# [What to work on]
Identify each line containing the word "først" and copy it.
___ Data for this task ___
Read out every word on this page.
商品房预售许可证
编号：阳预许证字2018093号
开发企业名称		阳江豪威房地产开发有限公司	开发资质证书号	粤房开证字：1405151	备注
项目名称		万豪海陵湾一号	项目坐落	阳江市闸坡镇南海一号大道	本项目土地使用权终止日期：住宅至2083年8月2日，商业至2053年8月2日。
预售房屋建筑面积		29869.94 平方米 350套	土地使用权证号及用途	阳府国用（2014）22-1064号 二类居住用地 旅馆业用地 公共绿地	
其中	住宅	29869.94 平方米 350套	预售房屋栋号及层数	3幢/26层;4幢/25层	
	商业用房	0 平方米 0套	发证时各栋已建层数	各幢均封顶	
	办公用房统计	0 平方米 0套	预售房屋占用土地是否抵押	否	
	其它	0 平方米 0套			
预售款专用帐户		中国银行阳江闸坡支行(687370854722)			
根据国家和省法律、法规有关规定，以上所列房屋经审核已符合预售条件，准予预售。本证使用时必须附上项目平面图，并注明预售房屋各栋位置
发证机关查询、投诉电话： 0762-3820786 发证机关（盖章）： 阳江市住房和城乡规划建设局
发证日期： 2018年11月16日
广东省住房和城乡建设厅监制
___
___ Data for this task ___
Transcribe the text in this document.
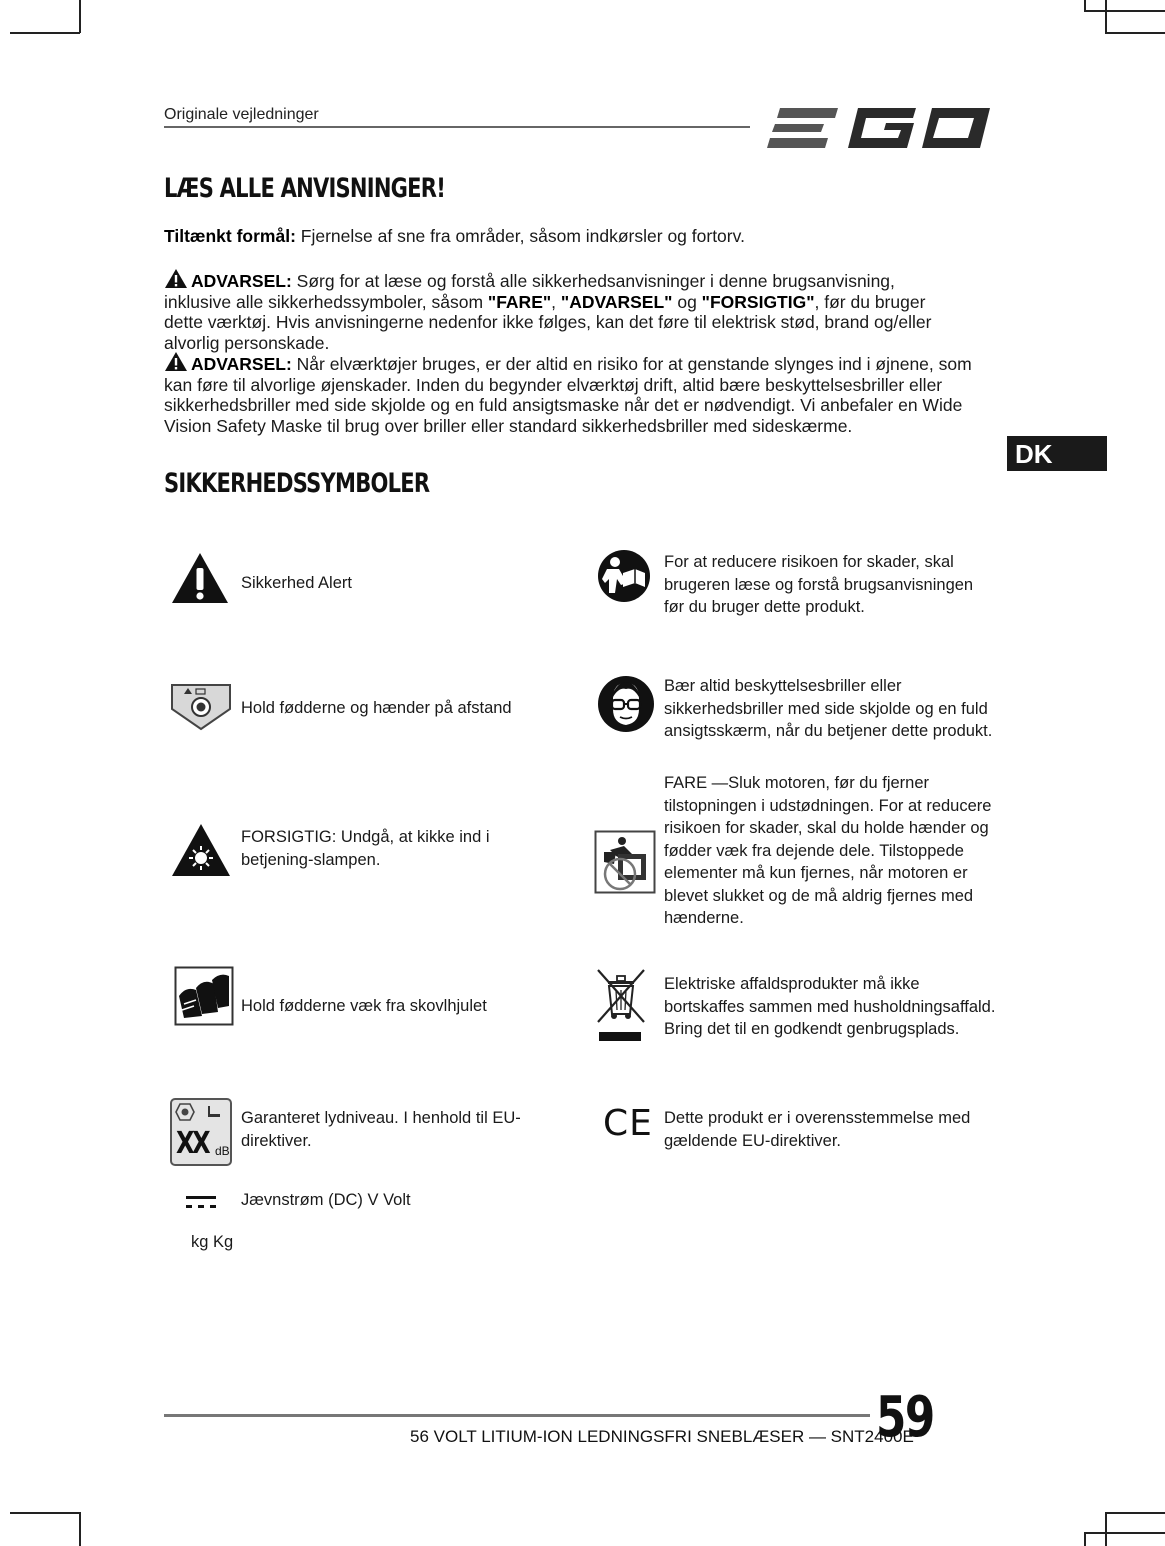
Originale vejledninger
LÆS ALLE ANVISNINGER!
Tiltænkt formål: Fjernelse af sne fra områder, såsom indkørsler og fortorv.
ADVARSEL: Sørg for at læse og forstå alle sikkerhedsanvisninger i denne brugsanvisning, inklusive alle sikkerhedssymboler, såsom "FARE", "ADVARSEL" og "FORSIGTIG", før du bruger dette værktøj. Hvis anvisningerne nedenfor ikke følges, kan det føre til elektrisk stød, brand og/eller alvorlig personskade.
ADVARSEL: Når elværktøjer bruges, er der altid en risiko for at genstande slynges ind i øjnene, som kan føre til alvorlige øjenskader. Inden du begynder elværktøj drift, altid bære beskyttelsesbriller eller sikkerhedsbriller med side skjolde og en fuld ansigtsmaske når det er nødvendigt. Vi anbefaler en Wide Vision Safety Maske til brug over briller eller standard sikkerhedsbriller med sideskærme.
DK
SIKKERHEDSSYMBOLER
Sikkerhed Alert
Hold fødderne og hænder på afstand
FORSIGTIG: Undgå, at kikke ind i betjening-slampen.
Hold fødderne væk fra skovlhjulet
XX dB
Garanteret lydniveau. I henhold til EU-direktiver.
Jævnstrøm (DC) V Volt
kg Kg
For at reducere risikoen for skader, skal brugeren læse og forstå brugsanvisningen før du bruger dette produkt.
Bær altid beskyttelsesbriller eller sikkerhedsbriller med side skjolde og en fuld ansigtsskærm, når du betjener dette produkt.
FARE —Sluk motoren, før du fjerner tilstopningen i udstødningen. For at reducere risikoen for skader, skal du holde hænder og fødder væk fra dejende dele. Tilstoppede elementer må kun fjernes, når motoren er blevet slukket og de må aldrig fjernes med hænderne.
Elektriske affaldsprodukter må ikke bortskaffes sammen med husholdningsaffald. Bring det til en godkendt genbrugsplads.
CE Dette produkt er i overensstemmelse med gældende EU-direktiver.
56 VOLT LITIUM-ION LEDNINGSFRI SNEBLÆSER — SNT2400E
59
___
___ Data for this task ___
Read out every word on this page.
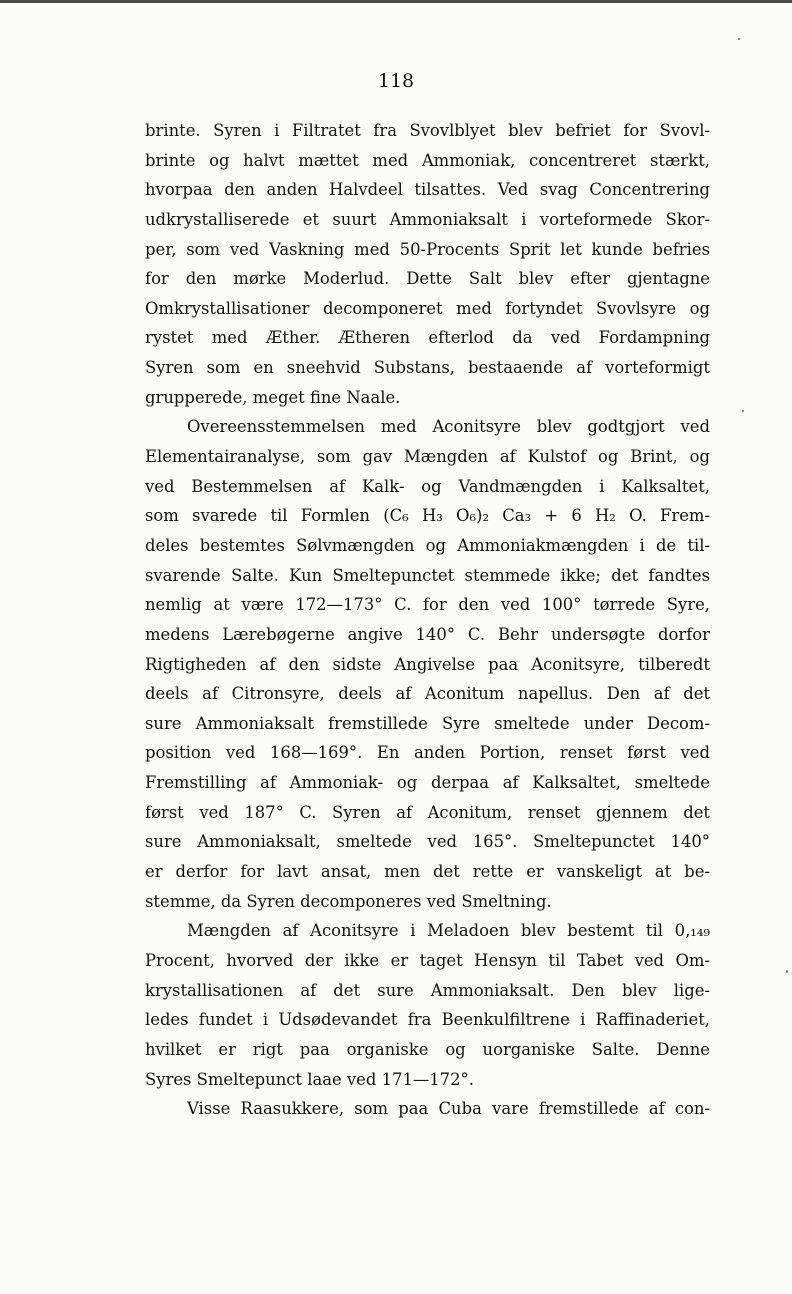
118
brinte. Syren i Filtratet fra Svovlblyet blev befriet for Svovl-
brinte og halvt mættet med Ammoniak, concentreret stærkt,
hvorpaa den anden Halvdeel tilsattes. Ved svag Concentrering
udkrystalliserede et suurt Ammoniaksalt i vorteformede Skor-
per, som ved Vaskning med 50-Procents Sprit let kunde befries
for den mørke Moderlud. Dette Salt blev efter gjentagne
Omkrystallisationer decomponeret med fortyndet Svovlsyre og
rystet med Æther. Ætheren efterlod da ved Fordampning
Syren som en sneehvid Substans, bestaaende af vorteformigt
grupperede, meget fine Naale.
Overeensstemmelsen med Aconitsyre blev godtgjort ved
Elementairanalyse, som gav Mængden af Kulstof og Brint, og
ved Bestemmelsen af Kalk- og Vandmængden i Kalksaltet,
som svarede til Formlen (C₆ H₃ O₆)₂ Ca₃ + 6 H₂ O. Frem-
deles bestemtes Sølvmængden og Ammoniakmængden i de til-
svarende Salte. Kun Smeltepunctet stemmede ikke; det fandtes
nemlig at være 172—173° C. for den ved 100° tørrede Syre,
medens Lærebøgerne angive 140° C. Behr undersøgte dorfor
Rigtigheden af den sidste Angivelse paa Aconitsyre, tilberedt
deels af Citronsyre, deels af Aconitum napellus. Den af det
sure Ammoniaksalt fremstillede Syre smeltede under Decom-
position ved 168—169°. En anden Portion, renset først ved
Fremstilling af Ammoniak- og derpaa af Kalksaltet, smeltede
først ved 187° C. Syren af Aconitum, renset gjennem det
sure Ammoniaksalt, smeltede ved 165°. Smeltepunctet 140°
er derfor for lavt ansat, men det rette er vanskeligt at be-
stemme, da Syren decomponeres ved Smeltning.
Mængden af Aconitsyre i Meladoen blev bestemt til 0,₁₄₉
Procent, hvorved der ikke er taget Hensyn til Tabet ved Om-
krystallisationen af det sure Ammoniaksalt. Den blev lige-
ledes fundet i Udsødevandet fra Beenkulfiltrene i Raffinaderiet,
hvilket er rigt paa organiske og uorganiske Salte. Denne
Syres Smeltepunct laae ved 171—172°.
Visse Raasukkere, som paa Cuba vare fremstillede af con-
___
# [The answer]
position ved 168—169°. En anden Portion, renset først ved
først ved 187° C. Syren af Aconitum, renset gjennem det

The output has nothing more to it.